RECORDS:
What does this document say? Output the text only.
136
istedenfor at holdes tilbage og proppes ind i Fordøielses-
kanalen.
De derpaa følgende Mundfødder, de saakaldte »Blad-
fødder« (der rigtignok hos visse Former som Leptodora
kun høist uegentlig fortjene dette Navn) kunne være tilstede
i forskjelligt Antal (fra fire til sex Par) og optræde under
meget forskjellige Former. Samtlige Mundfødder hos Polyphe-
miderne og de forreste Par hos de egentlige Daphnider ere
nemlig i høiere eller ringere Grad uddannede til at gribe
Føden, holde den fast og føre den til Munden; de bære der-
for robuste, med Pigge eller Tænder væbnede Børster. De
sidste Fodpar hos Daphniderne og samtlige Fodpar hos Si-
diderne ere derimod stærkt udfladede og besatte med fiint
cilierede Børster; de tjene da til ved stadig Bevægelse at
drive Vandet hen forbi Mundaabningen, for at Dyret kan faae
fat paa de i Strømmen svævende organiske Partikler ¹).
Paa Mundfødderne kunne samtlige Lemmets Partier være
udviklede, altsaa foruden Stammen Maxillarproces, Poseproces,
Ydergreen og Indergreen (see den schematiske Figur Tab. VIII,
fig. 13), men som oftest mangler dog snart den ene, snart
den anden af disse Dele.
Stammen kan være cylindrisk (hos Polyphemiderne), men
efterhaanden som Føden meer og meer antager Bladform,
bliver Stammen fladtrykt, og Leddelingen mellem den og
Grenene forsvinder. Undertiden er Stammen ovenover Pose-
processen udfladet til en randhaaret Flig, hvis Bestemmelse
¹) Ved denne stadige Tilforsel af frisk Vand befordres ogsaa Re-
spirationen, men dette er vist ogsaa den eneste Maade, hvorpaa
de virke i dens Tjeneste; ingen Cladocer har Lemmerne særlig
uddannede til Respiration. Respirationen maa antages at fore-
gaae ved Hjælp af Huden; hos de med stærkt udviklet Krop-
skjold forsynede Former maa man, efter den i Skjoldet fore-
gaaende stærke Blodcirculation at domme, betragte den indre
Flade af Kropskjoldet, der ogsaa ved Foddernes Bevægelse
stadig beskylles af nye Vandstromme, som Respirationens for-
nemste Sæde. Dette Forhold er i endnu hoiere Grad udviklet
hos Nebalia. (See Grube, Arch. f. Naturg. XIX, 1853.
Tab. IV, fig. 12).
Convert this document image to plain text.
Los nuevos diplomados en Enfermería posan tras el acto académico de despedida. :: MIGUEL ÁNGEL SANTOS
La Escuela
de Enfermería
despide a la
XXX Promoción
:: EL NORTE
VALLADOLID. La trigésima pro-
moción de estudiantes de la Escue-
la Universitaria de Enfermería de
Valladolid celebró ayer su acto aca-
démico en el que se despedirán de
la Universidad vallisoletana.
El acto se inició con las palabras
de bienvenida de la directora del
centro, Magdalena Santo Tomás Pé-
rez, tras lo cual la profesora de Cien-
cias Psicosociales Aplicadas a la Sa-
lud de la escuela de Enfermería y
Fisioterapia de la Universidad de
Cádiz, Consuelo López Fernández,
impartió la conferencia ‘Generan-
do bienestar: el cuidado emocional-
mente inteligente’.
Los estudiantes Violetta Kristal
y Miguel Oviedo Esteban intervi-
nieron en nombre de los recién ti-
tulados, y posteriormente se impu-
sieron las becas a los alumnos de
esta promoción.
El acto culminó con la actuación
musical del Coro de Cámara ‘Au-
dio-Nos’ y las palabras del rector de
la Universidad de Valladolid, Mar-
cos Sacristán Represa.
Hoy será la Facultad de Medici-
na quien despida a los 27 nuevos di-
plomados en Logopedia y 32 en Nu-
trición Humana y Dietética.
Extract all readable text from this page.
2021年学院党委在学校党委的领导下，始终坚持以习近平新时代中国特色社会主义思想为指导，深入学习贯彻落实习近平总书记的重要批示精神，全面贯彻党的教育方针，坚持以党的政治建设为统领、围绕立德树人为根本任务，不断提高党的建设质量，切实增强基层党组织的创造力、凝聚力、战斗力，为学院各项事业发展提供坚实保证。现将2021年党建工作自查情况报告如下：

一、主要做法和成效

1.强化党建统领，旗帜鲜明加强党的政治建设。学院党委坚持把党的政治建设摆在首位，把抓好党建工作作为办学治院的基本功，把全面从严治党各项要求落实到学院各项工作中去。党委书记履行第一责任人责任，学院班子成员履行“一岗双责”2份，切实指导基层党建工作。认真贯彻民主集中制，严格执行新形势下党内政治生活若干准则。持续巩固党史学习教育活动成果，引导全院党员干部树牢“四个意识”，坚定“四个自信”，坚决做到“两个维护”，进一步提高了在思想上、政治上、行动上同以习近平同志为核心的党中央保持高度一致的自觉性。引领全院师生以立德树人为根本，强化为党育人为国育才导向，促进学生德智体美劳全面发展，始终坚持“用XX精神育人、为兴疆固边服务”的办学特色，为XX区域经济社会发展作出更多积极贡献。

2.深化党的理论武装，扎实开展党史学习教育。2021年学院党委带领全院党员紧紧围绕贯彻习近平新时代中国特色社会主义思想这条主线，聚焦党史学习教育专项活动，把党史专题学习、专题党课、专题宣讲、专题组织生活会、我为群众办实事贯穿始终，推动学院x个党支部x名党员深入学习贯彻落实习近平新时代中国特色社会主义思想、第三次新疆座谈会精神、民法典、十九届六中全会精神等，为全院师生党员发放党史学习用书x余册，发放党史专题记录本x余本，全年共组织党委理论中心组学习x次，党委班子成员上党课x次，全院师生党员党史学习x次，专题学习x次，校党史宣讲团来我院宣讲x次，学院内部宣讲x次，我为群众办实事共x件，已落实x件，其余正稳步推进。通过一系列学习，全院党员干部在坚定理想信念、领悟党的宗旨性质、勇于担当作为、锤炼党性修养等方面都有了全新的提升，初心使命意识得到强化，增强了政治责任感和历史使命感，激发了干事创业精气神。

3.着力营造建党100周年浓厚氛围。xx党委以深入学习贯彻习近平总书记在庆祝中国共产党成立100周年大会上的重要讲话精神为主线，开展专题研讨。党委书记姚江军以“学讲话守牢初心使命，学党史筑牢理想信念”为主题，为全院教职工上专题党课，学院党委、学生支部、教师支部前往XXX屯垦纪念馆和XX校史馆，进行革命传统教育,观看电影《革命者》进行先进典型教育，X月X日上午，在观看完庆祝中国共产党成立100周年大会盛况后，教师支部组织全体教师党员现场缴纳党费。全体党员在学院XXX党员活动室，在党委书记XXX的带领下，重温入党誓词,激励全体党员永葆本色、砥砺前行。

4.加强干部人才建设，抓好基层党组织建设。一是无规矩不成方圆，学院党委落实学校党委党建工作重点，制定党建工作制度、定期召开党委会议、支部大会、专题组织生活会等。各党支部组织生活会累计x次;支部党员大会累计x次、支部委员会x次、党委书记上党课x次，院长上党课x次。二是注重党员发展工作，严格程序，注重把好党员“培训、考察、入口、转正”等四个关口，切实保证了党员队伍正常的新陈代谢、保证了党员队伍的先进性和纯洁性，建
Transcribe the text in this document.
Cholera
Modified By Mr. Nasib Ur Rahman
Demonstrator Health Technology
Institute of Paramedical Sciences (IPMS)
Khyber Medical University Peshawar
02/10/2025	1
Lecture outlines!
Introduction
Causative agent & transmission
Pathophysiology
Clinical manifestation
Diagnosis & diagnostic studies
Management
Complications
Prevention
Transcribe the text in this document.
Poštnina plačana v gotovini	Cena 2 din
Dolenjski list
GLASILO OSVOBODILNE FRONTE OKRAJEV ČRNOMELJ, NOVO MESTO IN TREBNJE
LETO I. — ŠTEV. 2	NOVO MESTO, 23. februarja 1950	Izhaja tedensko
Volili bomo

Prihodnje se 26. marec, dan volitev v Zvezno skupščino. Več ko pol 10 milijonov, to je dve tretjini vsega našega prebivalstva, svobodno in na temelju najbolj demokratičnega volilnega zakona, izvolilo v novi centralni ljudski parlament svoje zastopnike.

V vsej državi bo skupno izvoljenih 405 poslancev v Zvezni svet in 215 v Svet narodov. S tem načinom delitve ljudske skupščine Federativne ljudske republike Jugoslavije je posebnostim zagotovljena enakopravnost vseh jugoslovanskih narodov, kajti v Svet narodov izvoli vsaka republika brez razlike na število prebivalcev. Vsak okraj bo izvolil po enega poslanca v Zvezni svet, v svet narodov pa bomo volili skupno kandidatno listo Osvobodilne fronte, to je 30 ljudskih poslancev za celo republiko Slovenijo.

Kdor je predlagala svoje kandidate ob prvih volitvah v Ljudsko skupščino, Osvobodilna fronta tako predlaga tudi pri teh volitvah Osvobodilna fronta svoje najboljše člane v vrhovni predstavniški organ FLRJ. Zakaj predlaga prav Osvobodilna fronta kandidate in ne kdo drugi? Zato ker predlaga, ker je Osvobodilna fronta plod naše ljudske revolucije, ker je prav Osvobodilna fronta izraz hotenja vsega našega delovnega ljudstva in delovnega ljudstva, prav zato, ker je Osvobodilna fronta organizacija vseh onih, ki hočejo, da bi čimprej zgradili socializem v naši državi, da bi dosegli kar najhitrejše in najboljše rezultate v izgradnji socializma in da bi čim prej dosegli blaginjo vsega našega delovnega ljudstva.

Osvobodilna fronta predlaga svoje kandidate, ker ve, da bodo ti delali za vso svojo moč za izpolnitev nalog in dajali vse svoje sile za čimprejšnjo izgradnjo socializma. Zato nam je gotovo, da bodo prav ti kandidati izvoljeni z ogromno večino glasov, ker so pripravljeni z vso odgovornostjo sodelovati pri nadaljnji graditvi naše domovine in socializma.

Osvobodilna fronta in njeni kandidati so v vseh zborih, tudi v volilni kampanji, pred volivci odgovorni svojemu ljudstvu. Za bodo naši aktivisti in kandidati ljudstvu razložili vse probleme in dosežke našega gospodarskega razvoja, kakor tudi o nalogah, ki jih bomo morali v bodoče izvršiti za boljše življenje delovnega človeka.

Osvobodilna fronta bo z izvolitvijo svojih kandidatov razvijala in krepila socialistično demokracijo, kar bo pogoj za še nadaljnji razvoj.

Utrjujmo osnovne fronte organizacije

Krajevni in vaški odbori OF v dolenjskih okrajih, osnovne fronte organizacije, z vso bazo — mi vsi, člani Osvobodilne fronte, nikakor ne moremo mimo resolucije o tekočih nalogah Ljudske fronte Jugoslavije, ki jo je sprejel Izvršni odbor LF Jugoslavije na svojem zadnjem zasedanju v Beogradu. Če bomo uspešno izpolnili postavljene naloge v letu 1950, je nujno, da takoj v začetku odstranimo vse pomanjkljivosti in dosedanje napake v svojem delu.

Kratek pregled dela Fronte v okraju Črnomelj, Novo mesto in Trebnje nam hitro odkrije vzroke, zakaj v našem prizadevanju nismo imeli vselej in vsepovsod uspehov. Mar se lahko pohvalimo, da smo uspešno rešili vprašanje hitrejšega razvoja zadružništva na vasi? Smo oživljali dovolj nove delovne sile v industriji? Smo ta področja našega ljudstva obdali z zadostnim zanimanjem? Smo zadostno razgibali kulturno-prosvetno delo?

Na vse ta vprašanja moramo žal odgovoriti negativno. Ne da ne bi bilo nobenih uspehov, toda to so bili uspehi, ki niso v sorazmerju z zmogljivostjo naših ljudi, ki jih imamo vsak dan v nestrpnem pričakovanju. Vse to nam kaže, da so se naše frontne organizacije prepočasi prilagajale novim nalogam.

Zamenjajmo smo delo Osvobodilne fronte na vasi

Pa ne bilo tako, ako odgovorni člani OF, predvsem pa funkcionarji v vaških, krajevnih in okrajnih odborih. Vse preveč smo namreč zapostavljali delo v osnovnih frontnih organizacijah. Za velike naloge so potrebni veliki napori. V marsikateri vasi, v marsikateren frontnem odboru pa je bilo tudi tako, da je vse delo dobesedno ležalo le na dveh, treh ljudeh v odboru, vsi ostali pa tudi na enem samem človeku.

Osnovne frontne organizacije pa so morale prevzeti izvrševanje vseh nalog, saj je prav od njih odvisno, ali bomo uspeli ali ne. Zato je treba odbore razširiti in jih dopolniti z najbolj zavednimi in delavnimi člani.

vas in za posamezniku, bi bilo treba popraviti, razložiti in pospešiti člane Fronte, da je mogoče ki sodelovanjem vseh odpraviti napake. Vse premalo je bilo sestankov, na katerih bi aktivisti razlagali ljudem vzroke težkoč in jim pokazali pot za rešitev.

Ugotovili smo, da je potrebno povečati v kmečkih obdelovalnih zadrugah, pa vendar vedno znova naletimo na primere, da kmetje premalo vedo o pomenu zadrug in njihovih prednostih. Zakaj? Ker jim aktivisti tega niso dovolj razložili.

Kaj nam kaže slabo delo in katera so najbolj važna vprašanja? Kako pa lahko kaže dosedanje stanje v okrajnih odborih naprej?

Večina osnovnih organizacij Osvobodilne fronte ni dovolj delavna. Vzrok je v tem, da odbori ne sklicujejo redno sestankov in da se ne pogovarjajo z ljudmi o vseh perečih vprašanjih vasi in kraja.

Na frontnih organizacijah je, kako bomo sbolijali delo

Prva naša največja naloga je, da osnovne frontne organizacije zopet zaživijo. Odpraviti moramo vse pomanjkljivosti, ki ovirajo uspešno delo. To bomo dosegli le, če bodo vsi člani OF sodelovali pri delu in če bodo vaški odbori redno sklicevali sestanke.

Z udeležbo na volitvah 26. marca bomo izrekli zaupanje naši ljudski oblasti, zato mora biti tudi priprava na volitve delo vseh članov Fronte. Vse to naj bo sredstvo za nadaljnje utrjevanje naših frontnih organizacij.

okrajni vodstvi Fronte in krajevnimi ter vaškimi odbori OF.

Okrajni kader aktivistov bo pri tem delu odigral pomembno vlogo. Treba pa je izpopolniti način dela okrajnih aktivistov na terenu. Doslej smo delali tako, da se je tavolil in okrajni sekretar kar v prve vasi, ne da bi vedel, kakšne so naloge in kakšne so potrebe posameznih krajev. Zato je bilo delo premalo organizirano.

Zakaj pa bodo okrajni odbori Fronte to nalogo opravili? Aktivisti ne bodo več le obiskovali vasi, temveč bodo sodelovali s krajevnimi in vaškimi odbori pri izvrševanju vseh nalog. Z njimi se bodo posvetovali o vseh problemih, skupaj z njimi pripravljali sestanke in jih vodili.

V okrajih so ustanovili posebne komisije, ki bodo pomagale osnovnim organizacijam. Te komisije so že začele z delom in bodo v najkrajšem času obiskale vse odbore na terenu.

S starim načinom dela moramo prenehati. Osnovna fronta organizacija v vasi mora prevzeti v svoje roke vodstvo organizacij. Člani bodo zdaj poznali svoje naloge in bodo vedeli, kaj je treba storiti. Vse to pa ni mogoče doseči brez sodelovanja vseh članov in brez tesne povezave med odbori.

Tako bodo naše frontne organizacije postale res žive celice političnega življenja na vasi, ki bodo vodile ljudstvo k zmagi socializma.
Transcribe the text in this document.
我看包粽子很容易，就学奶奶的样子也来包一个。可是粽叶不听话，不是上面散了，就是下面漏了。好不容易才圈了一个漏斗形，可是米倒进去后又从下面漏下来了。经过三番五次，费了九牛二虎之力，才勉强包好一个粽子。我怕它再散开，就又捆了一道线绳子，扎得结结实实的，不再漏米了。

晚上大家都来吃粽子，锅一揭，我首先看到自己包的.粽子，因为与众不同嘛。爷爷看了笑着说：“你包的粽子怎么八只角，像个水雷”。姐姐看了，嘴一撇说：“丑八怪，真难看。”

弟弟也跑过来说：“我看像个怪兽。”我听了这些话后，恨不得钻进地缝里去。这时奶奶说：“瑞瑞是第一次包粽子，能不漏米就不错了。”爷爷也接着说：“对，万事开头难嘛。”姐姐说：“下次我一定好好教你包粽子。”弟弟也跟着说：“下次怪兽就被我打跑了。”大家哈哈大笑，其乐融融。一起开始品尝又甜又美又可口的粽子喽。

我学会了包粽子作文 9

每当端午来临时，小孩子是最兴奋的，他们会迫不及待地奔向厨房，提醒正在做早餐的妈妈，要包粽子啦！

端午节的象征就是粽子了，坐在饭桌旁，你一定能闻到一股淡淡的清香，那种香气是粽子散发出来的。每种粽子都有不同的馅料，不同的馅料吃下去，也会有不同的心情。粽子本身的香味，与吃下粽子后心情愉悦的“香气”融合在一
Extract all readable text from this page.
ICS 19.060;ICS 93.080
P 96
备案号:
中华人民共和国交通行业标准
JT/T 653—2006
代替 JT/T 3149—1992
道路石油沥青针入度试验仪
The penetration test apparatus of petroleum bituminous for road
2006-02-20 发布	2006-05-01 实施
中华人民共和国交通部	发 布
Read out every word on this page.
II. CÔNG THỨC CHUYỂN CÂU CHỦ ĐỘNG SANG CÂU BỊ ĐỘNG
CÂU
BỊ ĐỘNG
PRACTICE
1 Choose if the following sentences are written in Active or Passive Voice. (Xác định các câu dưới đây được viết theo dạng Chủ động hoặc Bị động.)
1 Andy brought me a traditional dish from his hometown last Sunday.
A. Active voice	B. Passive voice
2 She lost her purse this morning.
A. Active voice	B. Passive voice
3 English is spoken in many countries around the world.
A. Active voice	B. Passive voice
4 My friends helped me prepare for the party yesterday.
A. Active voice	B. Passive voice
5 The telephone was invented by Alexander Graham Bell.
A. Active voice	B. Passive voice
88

REQUIRED TASK: Copy every line of the material in which the word "vprašanja" occurs.

TASK ANSWER:
Na vse ta vprašanja moramo žal odgovoriti negativno. Ne da ne bi bilo nobenih uspehov, toda to so bili uspehi, ki niso v sorazmerju z zmogljivostjo naših ljudi, ki jih imamo vsak dan v nestrpnem pričakovanju. Vse to nam kaže, da so se naše frontne organizacije prepočasi prilagajale novim nalogam.
Kaj nam kaže slabo delo in katera so najbolj važna vprašanja? Kako pa lahko kaže dosedanje stanje v okrajnih odborih naprej?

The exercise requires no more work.